Quellenauszug -
Geht das? Kann man eine ‹Buchgeschichte› über Karl Kraus schreiben? Nein. Wenn Sie, lieber Leser und liebe Leserin, unsere ‹Buchgeschichten› lesen und schätzen, dann wissen Sie, daß wir viele herausragende Autoren und Autorinnen vorgestellt haben, aber die Idee, Karl Kraus, unseren Gott, unsere Sonne, unseren Meister des Universums, angesichts seines monumentalen Werkes in eine Buchgeschichte zu pressen und dabei ständig an das denken zu müssen, was wir nicht erwähnt haben und wo wir ihm nicht gerecht geworden sind? Nein, das geht nicht.

Aber wenn nun ein anderer Autor, den wir schätzen, also etwa Jonathan Franzen, keine ‹Buchgeschichte› über Karl Kraus schreibt, sondern fünf exemplarische Texte von Karl Kraus hervorsucht, diese übersetzt und mit Annotationen versieht, und dem Ganzen noch einen angemessenen literaturhistorischen Rahmen gibt, was ist dann? Geht das? Ja.


Karl Kraus kennen

Vor wenigen Jahren stand ich einmal auf einer Fete im Kreise einiger junger Filmemacher, alle ambitioniert und alle schon mit verschiedenen ‹Erfolgen› als Autor, Regisseur, Kameramann etc. Es fiel plötzlich das Stichwort ‹Lieblingsregisseur› und alle hatten einen Namen parat. Als ich gefragt wurde, sagte ich ‹Howard Hawks›. Die jungen Filmemacher schauten mich ratlos an, und einer sagte: ‹Howard Hawks? Wer ist das denn?›

Diese Erfahrung können wir auch ganz leicht in ein Experiment mit dem Namen Karl Kraus verwandeln. In beinahe jeder sozialen Agglomeration, außer im Milieu der ‹Bochumer Arbeitsgruppe›, werden wir hören: ‹Karl Kraus? Wer ist das denn?›

Karl Kraus kennen ist also das eine. Und so gibt es kaum jemanden, mit dem man sich über ihn austauschen könnte.

Aufgaben -
1. Schreiben Sie aus dem Quellenauszug den Abschnitt ab, der mit „Geht das? Kann“ beginnt und bis einschließlich „das geht nicht.“ reicht.
2. Beantworten Sie anhand des Quellenauszugs diese Fragen:
(a) Welcher Autor sucht Texte von Karl Kraus heraus, übersetzt sie und versieht sie mit Annotationen?
(b) Welcher Name fällt auf der Fete als Antwort auf die Frage nach dem Lieblingsregisseur?
(c) In welchem Milieu hört man die Frage „Karl Kraus? Wer ist das denn?“ nicht?

Bereitgestellte Daten -

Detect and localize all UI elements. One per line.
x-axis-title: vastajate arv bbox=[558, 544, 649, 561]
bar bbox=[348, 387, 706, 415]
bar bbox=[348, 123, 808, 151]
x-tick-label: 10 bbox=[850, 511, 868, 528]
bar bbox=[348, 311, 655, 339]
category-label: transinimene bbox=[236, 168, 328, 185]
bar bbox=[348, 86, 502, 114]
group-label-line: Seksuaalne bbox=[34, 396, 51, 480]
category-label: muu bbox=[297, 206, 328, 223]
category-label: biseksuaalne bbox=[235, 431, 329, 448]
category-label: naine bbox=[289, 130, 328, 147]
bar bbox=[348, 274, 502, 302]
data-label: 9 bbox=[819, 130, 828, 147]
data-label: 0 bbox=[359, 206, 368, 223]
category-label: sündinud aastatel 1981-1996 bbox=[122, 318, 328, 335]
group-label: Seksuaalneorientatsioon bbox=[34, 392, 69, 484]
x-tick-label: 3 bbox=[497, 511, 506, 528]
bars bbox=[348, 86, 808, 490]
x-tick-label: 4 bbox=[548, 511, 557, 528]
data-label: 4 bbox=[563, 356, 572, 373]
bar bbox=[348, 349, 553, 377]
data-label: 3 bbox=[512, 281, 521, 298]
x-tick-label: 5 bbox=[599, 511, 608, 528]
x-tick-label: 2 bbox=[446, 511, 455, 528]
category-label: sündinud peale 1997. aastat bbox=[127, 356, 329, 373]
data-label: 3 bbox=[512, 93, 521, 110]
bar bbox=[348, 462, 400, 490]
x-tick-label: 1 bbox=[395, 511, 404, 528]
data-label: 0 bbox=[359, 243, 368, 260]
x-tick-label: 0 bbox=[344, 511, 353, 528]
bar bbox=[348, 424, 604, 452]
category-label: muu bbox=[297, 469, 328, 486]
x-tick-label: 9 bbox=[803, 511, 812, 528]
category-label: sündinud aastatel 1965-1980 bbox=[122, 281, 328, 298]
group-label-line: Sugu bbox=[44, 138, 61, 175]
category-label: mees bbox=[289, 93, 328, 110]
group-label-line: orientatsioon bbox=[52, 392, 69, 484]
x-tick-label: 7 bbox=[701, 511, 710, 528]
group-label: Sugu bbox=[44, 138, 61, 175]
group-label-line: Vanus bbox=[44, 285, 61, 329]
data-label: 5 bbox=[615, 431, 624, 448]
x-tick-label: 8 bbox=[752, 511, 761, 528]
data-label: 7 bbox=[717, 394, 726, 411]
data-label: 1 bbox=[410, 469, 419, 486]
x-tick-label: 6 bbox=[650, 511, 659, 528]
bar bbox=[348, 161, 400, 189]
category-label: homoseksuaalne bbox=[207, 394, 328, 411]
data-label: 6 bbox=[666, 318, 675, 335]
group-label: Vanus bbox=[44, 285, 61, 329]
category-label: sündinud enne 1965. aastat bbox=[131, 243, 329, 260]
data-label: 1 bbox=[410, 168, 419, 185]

Antworten -
1.
Geht das? Kann man eine ‹Buchgeschichte› über Karl Kraus schreiben? Nein. Wenn Sie, lieber Leser und liebe Leserin, unsere ‹Buchgeschichten› lesen und schätzen, dann wissen Sie, daß wir viele herausragende Autoren und Autorinnen vorgestellt haben, aber die Idee, Karl Kraus, unseren Gott, unsere Sonne, unseren Meister des Universums, angesichts seines monumentalen Werkes in eine Buchgeschichte zu pressen und dabei ständig an das denken zu müssen, was wir nicht erwähnt haben und wo wir ihm nicht gerecht geworden sind? Nein, das geht nicht.

2.
(a) Jonathan Franzen
(b) Howard Hawks
(c) Im Milieu der ‹Bochumer Arbeitsgruppe›